Excerpts from a transcription dataset:
- - -

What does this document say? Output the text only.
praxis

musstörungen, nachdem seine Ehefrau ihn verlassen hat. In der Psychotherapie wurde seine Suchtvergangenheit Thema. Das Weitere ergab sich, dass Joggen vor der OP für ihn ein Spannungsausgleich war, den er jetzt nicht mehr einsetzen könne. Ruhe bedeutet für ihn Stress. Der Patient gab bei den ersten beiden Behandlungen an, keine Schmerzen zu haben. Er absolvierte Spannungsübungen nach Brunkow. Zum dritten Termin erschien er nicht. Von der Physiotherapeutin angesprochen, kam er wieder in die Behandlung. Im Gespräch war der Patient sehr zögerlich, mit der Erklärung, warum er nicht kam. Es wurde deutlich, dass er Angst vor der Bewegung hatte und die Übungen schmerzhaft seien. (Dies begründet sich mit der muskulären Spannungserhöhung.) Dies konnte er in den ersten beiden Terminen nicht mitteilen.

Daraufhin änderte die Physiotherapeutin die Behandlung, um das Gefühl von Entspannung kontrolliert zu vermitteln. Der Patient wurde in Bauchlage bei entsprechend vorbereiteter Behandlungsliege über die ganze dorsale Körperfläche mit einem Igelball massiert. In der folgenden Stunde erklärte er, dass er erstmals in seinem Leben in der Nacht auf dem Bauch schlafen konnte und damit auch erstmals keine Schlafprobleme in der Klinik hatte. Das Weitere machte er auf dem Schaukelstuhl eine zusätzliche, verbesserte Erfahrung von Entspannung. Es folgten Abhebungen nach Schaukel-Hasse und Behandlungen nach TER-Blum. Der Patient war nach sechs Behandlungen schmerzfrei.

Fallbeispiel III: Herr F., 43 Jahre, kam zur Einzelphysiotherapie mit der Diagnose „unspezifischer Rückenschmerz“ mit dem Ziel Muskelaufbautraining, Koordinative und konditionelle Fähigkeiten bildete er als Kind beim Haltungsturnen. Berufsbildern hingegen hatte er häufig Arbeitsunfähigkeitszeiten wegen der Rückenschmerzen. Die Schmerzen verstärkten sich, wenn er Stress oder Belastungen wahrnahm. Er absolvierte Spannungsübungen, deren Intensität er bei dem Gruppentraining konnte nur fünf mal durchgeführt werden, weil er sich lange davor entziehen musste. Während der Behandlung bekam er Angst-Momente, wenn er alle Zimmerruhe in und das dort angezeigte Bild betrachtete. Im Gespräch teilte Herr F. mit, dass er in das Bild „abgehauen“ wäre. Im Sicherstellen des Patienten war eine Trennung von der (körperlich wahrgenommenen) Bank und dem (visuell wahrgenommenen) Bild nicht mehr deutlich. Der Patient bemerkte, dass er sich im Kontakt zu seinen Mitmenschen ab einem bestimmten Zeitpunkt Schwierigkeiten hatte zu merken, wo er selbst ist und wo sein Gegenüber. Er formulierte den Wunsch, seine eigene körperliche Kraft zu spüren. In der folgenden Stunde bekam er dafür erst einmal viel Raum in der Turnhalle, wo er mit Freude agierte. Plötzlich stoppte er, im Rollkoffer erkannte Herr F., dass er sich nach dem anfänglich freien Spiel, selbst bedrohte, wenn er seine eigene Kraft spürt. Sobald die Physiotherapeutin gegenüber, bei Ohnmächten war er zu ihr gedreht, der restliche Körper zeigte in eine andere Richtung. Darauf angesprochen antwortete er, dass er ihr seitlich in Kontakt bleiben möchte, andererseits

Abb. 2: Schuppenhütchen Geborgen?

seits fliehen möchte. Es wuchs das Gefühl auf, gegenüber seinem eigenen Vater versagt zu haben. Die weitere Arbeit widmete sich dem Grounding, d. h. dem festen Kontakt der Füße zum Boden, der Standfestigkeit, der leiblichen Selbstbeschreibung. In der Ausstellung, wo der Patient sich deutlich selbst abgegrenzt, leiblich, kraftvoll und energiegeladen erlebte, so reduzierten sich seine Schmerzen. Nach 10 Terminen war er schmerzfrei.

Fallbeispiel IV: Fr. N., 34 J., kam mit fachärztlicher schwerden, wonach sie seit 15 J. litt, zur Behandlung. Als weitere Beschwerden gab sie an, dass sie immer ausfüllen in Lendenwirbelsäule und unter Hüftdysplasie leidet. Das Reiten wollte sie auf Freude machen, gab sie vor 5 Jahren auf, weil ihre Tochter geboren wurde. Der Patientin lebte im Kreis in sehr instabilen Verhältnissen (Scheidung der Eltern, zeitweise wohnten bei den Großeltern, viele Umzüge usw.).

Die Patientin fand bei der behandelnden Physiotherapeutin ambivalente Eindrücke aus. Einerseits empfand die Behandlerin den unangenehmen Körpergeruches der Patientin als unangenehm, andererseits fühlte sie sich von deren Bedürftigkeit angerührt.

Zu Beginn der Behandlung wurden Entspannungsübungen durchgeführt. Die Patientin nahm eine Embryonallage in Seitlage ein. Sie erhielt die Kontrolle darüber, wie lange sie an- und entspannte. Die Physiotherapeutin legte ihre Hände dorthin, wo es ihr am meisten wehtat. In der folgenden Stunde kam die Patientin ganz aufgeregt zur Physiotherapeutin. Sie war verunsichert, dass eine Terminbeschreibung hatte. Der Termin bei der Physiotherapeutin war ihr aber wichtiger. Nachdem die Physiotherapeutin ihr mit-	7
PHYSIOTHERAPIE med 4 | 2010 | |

- - -

## [How to complete this task]
Using the data above, reproduce every line exactly.

## [Answer to this task]
What does this document say? Output the text only.
praxis

musstörungen, nachdem seine Ehefrau ihn verlassen hat. In der Psychotherapie wurde seine Suchtvergangenheit Thema. Das Weitere ergab sich, dass Joggen vor der OP für ihn ein Spannungsausgleich war, den er jetzt nicht mehr einsetzen könne. Ruhe bedeutet für ihn Stress. Der Patient gab bei den ersten beiden Behandlungen an, keine Schmerzen zu haben. Er absolvierte Spannungsübungen nach Brunkow. Zum dritten Termin erschien er nicht. Von der Physiotherapeutin angesprochen, kam er wieder in die Behandlung. Im Gespräch war der Patient sehr zögerlich, mit der Erklärung, warum er nicht kam. Es wurde deutlich, dass er Angst vor der Bewegung hatte und die Übungen schmerzhaft seien. (Dies begründet sich mit der muskulären Spannungserhöhung.) Dies konnte er in den ersten beiden Terminen nicht mitteilen.

Daraufhin änderte die Physiotherapeutin die Behandlung, um das Gefühl von Entspannung kontrolliert zu vermitteln. Der Patient wurde in Bauchlage bei entsprechend vorbereiteter Behandlungsliege über die ganze dorsale Körperfläche mit einem Igelball massiert. In der folgenden Stunde erklärte er, dass er erstmals in seinem Leben in der Nacht auf dem Bauch schlafen konnte und damit auch erstmals keine Schlafprobleme in der Klinik hatte. Das Weitere machte er auf dem Schaukelstuhl eine zusätzliche, verbesserte Erfahrung von Entspannung. Es folgten Abhebungen nach Schaukel-Hasse und Behandlungen nach TER-Blum. Der Patient war nach sechs Behandlungen schmerzfrei.

Fallbeispiel III: Herr F., 43 Jahre, kam zur Einzelphysiotherapie mit der Diagnose „unspezifischer Rückenschmerz“ mit dem Ziel Muskelaufbautraining, Koordinative und konditionelle Fähigkeiten bildete er als Kind beim Haltungsturnen. Berufsbildern hingegen hatte er häufig Arbeitsunfähigkeitszeiten wegen der Rückenschmerzen. Die Schmerzen verstärkten sich, wenn er Stress oder Belastungen wahrnahm. Er absolvierte Spannungsübungen, deren Intensität er bei dem Gruppentraining konnte nur fünf mal durchgeführt werden, weil er sich lange davor entziehen musste. Während der Behandlung bekam er Angst-Momente, wenn er alle Zimmerruhe in und das dort angezeigte Bild betrachtete. Im Gespräch teilte Herr F. mit, dass er in das Bild „abgehauen“ wäre. Im Sicherstellen des Patienten war eine Trennung von der (körperlich wahrgenommenen) Bank und dem (visuell wahrgenommenen) Bild nicht mehr deutlich. Der Patient bemerkte, dass er sich im Kontakt zu seinen Mitmenschen ab einem bestimmten Zeitpunkt Schwierigkeiten hatte zu merken, wo er selbst ist und wo sein Gegenüber. Er formulierte den Wunsch, seine eigene körperliche Kraft zu spüren. In der folgenden Stunde bekam er dafür erst einmal viel Raum in der Turnhalle, wo er mit Freude agierte. Plötzlich stoppte er, im Rollkoffer erkannte Herr F., dass er sich nach dem anfänglich freien Spiel, selbst bedrohte, wenn er seine eigene Kraft spürt. Sobald die Physiotherapeutin gegenüber, bei Ohnmächten war er zu ihr gedreht, der restliche Körper zeigte in eine andere Richtung. Darauf angesprochen antwortete er, dass er ihr seitlich in Kontakt bleiben möchte, andererseits

Abb. 2: Schuppenhütchen Geborgen?

seits fliehen möchte. Es wuchs das Gefühl auf, gegenüber seinem eigenen Vater versagt zu haben. Die weitere Arbeit widmete sich dem Grounding, d. h. dem festen Kontakt der Füße zum Boden, der Standfestigkeit, der leiblichen Selbstbeschreibung. In der Ausstellung, wo der Patient sich deutlich selbst abgegrenzt, leiblich, kraftvoll und energiegeladen erlebte, so reduzierten sich seine Schmerzen. Nach 10 Terminen war er schmerzfrei.

Fallbeispiel IV: Fr. N., 34 J., kam mit fachärztlicher schwerden, wonach sie seit 15 J. litt, zur Behandlung. Als weitere Beschwerden gab sie an, dass sie immer ausfüllen in Lendenwirbelsäule und unter Hüftdysplasie leidet. Das Reiten wollte sie auf Freude machen, gab sie vor 5 Jahren auf, weil ihre Tochter geboren wurde. Der Patientin lebte im Kreis in sehr instabilen Verhältnissen (Scheidung der Eltern, zeitweise wohnten bei den Großeltern, viele Umzüge usw.).

Die Patientin fand bei der behandelnden Physiotherapeutin ambivalente Eindrücke aus. Einerseits empfand die Behandlerin den unangenehmen Körpergeruches der Patientin als unangenehm, andererseits fühlte sie sich von deren Bedürftigkeit angerührt.

Zu Beginn der Behandlung wurden Entspannungsübungen durchgeführt. Die Patientin nahm eine Embryonallage in Seitlage ein. Sie erhielt die Kontrolle darüber, wie lange sie an- und entspannte. Die Physiotherapeutin legte ihre Hände dorthin, wo es ihr am meisten wehtat. In der folgenden Stunde kam die Patientin ganz aufgeregt zur Physiotherapeutin. Sie war verunsichert, dass eine Terminbeschreibung hatte. Der Termin bei der Physiotherapeutin war ihr aber wichtiger. Nachdem die Physiotherapeutin ihr mit-	7
PHYSIOTHERAPIE med 4 | 2010 | |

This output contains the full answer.